**Written exercise**
What is the number of lines in the data holding the word "JSON"? Give that number by itself.

**Stored dataset items**

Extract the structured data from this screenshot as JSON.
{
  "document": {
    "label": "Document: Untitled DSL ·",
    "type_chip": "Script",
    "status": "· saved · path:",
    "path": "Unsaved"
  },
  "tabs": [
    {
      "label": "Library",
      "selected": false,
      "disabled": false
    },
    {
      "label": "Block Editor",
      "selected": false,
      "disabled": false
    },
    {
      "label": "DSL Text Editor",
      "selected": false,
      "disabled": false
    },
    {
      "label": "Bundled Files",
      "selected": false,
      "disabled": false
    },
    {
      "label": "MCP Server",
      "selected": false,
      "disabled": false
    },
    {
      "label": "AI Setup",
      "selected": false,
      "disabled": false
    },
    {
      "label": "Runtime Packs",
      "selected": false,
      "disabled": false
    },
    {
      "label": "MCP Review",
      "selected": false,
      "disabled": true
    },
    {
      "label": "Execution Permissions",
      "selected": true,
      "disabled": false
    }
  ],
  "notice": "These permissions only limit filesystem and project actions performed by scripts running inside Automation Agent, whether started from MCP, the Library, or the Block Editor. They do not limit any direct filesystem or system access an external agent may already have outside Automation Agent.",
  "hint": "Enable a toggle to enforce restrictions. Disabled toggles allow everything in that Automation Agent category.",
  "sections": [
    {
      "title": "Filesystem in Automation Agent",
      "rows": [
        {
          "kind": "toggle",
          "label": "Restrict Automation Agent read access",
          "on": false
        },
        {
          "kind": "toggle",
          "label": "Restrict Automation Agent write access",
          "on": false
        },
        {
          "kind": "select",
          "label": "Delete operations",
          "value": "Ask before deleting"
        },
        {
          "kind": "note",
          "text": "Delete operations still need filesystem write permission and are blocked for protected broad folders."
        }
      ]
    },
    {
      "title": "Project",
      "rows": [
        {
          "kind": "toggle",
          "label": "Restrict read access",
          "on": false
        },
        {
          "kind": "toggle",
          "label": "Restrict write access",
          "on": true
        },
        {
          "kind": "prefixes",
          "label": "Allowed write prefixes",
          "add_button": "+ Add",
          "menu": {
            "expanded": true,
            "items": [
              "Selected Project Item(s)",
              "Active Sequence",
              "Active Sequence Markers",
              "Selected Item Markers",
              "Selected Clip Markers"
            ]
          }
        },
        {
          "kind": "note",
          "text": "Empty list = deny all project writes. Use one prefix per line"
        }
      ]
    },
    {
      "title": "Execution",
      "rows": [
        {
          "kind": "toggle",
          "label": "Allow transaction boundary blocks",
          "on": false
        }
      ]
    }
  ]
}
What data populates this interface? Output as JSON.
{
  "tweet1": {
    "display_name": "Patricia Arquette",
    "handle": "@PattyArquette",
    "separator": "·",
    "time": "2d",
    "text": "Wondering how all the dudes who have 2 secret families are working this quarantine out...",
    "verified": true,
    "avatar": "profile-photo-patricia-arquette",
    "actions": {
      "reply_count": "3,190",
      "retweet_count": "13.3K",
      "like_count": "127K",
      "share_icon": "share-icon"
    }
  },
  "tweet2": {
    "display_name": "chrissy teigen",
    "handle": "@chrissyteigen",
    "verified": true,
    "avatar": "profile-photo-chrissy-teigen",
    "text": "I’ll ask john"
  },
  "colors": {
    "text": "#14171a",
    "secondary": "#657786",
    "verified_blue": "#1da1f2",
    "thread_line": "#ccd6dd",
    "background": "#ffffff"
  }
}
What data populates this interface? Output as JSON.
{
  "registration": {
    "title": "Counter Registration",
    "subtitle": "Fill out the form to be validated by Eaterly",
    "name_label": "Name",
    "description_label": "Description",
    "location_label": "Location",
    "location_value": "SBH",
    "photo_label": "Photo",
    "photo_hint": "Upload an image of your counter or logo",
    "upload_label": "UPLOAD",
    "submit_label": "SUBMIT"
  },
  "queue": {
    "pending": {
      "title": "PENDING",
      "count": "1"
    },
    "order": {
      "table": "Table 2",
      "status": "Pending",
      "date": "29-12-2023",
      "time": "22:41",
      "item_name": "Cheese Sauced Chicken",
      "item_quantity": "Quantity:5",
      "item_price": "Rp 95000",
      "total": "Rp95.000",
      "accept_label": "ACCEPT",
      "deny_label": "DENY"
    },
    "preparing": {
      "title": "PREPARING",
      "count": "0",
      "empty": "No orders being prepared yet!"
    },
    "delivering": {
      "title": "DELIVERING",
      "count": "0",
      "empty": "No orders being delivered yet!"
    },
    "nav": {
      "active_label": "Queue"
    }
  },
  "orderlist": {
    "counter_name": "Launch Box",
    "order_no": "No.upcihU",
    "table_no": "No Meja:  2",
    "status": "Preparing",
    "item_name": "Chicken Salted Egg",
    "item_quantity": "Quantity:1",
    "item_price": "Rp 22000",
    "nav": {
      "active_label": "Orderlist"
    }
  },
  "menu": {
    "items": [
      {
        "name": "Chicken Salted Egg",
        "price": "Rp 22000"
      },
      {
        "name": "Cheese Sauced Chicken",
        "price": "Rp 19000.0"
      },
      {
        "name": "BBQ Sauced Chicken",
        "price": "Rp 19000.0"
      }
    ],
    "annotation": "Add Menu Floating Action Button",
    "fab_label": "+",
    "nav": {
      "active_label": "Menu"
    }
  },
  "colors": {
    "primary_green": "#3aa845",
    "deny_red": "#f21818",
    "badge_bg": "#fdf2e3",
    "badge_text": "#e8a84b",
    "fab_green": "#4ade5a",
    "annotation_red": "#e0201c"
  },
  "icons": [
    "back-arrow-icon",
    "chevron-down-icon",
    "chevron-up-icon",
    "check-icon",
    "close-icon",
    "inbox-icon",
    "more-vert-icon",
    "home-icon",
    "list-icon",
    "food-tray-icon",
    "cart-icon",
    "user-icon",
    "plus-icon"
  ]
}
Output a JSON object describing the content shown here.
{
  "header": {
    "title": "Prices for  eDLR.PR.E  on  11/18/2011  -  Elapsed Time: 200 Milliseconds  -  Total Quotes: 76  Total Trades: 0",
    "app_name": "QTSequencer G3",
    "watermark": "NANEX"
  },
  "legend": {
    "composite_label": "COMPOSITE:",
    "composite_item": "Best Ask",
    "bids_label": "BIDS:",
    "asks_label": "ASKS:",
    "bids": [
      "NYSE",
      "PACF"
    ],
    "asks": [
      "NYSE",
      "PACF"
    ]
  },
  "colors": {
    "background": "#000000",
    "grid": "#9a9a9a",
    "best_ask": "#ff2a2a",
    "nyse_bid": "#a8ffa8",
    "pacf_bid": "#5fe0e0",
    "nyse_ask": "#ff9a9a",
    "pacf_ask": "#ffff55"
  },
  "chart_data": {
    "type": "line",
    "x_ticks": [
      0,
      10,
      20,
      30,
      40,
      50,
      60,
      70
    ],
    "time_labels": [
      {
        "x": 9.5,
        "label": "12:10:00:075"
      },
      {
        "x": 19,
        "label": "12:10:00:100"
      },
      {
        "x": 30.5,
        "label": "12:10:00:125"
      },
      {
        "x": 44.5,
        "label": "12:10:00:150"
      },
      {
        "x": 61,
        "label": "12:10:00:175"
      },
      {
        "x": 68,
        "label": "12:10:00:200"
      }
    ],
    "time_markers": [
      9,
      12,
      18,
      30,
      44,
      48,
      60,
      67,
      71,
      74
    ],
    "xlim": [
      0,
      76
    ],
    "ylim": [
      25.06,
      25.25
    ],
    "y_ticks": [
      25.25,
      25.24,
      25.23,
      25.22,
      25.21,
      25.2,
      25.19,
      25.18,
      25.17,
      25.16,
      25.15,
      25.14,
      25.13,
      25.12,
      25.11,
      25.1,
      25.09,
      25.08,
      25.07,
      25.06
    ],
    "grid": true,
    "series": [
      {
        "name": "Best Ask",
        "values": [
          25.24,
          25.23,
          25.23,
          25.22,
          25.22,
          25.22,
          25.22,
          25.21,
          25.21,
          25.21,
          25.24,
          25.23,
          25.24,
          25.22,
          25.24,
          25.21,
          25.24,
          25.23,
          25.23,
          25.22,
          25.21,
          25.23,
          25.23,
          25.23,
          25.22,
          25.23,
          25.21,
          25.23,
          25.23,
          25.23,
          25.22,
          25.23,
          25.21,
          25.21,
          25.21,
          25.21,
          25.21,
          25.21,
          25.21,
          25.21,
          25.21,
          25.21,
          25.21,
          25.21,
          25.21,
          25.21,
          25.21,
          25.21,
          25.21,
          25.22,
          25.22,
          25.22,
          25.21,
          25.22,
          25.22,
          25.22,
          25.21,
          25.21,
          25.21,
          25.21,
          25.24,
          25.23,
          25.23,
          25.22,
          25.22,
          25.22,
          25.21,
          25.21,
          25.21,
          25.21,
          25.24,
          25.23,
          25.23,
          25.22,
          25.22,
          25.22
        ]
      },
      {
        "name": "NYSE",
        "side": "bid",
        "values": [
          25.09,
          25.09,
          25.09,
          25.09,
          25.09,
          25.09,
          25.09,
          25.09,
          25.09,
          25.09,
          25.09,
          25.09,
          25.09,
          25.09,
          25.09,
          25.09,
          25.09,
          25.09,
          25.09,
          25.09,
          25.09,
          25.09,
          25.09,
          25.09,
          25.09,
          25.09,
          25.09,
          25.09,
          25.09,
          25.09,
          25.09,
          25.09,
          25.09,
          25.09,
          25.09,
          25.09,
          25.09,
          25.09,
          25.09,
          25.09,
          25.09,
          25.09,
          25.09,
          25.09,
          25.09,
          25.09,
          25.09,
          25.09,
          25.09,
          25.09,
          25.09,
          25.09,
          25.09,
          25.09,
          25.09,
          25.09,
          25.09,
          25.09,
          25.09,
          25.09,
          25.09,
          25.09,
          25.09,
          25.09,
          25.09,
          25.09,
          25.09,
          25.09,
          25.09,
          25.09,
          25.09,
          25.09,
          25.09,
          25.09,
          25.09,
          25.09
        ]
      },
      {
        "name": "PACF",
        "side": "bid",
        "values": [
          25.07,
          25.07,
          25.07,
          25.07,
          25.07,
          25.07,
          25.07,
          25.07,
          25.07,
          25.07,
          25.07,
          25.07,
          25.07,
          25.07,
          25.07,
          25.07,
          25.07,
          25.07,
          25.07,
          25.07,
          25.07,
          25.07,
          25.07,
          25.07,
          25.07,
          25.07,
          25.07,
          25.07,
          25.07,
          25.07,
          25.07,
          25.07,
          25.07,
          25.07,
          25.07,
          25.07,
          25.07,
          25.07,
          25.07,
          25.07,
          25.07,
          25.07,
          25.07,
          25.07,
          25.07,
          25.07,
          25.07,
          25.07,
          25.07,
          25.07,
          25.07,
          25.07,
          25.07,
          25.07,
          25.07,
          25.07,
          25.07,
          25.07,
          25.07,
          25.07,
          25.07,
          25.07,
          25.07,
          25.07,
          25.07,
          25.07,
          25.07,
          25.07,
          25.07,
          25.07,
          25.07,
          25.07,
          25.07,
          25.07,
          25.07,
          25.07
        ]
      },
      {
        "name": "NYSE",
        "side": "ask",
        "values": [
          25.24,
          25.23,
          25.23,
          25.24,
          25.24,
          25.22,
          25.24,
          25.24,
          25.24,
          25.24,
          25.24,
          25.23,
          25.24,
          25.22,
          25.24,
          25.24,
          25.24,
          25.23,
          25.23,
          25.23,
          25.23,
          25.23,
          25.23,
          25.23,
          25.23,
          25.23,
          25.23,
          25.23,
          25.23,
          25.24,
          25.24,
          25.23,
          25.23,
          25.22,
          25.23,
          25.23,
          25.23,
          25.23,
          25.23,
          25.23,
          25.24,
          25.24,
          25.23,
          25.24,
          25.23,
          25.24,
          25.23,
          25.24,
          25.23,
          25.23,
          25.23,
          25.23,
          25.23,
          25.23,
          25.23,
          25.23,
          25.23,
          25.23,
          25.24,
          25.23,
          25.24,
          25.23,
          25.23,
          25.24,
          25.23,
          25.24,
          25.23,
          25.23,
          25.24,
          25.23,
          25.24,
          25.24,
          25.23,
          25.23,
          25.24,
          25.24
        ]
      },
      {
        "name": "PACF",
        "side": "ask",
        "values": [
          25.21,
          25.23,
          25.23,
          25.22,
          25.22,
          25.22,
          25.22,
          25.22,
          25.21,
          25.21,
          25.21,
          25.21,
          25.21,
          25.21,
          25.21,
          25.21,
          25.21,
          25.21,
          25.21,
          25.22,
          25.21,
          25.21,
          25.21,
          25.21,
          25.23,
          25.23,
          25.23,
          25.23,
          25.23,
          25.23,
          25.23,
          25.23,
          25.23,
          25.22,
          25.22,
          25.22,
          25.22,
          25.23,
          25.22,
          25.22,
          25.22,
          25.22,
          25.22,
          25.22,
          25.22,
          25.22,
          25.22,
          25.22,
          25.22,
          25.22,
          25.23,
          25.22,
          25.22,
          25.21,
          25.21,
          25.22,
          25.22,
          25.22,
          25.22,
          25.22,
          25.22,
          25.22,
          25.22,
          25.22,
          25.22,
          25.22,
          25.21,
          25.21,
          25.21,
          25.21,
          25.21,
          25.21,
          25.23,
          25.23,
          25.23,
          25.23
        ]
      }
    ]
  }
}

**Written solution**
4